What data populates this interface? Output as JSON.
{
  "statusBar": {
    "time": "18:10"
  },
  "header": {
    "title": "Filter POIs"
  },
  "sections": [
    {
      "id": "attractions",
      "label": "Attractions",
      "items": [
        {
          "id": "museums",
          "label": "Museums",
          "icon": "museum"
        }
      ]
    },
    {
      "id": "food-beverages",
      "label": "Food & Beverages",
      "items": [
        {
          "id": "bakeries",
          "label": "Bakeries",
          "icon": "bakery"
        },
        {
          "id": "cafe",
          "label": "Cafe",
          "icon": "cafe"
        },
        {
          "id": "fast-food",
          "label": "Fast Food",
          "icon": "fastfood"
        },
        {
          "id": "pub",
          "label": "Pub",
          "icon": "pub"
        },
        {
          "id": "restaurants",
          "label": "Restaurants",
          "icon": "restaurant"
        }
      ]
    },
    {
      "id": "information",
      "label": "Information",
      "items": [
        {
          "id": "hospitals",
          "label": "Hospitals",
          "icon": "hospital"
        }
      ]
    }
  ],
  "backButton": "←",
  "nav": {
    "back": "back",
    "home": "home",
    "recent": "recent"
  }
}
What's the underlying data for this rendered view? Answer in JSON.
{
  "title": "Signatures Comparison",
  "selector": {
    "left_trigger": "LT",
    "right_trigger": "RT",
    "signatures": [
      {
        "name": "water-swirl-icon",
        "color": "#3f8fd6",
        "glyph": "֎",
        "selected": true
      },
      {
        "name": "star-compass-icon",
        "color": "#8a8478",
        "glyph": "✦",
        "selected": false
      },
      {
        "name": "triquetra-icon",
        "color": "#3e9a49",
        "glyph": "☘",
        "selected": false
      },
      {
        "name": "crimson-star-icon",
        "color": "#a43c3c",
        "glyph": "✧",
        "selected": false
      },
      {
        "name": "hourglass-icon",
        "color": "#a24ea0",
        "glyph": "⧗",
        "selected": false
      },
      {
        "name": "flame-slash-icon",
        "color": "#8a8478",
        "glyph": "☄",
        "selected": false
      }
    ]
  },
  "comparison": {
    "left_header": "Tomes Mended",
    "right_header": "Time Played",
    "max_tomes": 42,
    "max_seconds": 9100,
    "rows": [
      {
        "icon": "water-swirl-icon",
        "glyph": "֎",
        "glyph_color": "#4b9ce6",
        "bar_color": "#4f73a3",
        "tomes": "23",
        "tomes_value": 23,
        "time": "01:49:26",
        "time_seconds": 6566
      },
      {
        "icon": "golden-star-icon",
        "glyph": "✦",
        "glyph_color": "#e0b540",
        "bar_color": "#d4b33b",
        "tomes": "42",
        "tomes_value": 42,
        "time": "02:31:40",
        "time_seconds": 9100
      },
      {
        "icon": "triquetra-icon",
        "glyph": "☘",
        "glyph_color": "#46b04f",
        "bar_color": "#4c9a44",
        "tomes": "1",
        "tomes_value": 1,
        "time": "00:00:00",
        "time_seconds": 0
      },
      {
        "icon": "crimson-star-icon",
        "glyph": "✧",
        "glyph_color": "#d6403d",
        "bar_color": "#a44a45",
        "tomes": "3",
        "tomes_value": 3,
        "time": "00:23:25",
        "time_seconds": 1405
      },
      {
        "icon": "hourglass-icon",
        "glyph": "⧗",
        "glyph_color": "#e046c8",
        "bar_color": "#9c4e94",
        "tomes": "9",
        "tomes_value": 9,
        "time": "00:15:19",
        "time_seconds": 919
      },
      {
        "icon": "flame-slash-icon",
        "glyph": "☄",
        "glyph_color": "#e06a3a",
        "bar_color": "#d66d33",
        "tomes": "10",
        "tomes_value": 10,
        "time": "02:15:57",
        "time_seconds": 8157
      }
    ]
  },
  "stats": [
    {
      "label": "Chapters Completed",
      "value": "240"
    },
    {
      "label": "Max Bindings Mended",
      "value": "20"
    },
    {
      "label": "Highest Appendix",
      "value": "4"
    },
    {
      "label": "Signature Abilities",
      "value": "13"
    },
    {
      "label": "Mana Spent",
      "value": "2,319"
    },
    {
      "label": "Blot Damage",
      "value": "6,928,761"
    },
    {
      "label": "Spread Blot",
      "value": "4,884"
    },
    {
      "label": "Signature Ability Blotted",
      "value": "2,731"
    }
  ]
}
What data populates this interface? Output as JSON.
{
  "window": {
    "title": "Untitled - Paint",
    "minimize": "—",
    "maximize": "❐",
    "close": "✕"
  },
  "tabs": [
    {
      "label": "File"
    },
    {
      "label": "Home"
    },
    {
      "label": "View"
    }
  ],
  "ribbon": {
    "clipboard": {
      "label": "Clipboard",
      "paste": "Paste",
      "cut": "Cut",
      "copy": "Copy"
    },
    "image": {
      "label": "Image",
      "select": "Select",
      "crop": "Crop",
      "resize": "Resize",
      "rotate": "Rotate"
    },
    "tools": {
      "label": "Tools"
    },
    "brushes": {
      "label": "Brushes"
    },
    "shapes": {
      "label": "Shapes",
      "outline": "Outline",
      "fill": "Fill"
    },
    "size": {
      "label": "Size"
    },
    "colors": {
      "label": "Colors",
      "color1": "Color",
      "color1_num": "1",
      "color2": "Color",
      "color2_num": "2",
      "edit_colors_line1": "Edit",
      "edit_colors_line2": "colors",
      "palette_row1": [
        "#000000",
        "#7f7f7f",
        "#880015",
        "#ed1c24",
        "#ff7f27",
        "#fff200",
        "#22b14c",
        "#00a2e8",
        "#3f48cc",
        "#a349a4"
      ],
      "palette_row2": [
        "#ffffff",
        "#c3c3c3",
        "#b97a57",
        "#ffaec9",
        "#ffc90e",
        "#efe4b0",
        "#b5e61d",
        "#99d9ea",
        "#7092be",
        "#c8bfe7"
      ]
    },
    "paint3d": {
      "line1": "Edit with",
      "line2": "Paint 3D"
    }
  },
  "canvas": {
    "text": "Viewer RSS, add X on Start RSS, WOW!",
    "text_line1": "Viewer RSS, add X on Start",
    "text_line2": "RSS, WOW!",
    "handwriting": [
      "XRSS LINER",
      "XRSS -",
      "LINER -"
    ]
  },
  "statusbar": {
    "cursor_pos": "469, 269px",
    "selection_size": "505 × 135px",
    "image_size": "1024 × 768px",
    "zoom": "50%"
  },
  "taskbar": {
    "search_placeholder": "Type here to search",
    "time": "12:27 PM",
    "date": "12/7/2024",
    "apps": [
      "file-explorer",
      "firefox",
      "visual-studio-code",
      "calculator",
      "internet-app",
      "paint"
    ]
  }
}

**Given exercise**
Scan the material above for the string "triquetra" and report each line where you find it.

**Full answer**
        "name": "triquetra-icon",
        "icon": "triquetra-icon",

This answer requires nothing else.